------ TASK INPUT ------

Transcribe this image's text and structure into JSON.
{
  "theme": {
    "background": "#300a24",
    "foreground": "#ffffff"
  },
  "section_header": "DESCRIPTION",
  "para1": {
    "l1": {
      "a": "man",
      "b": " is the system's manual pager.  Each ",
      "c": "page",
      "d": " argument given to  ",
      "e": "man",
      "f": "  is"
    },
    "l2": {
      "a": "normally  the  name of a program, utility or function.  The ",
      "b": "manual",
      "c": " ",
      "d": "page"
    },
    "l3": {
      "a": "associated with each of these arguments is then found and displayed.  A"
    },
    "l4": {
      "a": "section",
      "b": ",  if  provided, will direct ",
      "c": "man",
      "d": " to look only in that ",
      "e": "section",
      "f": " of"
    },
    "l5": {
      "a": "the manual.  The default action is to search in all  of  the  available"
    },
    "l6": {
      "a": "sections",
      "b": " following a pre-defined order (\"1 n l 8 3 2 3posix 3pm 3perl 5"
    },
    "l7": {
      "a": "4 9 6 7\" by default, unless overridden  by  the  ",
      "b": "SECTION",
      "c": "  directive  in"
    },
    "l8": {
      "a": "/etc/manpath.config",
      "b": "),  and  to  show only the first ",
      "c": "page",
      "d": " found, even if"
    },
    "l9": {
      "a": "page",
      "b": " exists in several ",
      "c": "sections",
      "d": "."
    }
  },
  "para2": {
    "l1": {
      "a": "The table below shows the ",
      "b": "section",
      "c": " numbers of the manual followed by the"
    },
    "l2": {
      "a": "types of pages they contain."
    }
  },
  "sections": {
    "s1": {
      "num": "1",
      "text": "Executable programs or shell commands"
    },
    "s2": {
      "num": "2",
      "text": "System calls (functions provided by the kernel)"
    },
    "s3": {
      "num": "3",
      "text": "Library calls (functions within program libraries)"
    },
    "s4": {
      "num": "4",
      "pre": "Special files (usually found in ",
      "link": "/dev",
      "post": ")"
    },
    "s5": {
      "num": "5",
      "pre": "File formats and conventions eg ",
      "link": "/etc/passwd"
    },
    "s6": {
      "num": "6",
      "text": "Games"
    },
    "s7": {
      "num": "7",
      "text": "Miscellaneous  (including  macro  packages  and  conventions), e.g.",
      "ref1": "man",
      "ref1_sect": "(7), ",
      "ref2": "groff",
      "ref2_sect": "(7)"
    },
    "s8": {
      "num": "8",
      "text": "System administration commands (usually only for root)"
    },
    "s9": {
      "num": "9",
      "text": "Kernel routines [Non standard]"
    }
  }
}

------
------ TASK INPUT ------

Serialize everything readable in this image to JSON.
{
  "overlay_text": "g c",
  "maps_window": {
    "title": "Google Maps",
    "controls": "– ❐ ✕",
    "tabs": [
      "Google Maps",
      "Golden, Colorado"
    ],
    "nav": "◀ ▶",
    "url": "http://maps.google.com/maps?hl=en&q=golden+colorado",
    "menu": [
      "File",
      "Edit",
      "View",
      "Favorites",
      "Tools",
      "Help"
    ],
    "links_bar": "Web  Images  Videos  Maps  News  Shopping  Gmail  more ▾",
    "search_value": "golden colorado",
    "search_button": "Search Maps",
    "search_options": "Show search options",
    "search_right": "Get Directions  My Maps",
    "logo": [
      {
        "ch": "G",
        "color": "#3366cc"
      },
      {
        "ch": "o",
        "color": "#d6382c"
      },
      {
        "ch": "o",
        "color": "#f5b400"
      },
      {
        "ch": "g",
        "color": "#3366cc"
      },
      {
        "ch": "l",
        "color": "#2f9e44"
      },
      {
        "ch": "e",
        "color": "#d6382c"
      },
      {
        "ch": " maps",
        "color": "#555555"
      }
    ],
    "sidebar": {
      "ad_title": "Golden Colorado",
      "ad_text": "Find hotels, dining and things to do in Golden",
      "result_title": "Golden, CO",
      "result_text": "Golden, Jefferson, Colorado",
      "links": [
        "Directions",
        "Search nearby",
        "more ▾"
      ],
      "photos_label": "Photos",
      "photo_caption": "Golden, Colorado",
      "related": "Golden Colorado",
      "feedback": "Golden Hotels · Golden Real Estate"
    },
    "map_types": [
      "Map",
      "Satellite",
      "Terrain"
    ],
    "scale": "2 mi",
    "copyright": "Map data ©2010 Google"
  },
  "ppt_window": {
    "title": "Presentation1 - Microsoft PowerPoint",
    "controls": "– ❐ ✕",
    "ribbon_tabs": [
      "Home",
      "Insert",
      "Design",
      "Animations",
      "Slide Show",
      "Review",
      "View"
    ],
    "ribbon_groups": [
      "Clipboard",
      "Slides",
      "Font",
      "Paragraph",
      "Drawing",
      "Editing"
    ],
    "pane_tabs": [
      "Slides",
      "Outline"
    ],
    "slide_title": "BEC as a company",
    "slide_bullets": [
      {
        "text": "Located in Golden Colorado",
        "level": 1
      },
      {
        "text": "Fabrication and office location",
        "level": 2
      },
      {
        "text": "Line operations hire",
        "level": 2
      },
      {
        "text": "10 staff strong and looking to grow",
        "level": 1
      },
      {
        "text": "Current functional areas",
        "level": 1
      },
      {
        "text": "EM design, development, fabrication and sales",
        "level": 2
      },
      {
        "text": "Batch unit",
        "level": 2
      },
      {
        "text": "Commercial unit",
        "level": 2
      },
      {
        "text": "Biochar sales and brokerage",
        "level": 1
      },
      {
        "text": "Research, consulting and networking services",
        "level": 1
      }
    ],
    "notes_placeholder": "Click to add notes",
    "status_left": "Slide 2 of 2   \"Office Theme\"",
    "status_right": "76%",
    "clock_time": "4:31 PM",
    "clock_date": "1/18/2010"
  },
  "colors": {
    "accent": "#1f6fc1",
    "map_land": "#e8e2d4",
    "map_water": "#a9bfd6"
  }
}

------
------ TASK INPUT ------

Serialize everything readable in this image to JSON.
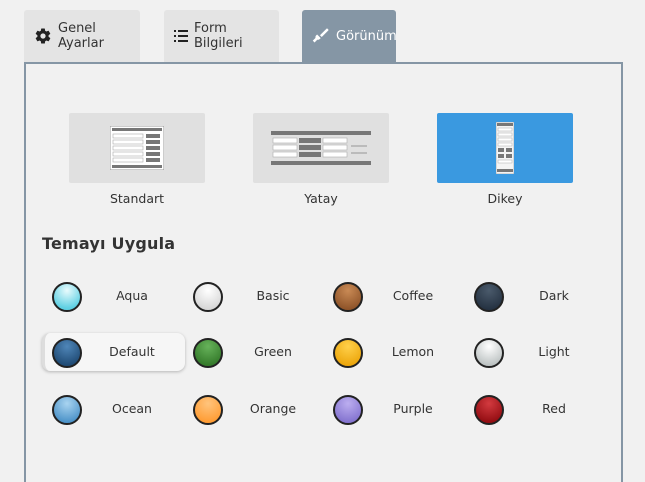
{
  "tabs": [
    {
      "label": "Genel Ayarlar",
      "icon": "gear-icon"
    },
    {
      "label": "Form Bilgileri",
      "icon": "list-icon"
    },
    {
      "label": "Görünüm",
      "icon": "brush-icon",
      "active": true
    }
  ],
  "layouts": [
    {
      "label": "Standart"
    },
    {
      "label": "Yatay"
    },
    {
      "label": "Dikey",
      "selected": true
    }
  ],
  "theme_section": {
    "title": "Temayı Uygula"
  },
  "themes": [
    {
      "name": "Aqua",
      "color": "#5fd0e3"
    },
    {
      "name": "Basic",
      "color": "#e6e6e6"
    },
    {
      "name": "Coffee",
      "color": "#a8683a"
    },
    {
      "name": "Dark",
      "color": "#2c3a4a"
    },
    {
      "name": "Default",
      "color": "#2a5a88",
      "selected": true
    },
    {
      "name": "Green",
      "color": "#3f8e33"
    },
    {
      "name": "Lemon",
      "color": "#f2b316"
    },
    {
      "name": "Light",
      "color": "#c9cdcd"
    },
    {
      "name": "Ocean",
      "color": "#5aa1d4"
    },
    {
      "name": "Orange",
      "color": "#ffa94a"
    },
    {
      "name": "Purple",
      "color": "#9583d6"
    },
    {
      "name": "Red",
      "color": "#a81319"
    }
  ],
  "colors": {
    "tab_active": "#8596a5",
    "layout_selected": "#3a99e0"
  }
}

------

▶ _EXERCISE AIM_: For the data above, state how many lines contain "sales"; the number is the whole answer.

▶ _FINISHED EXERCISE_: 2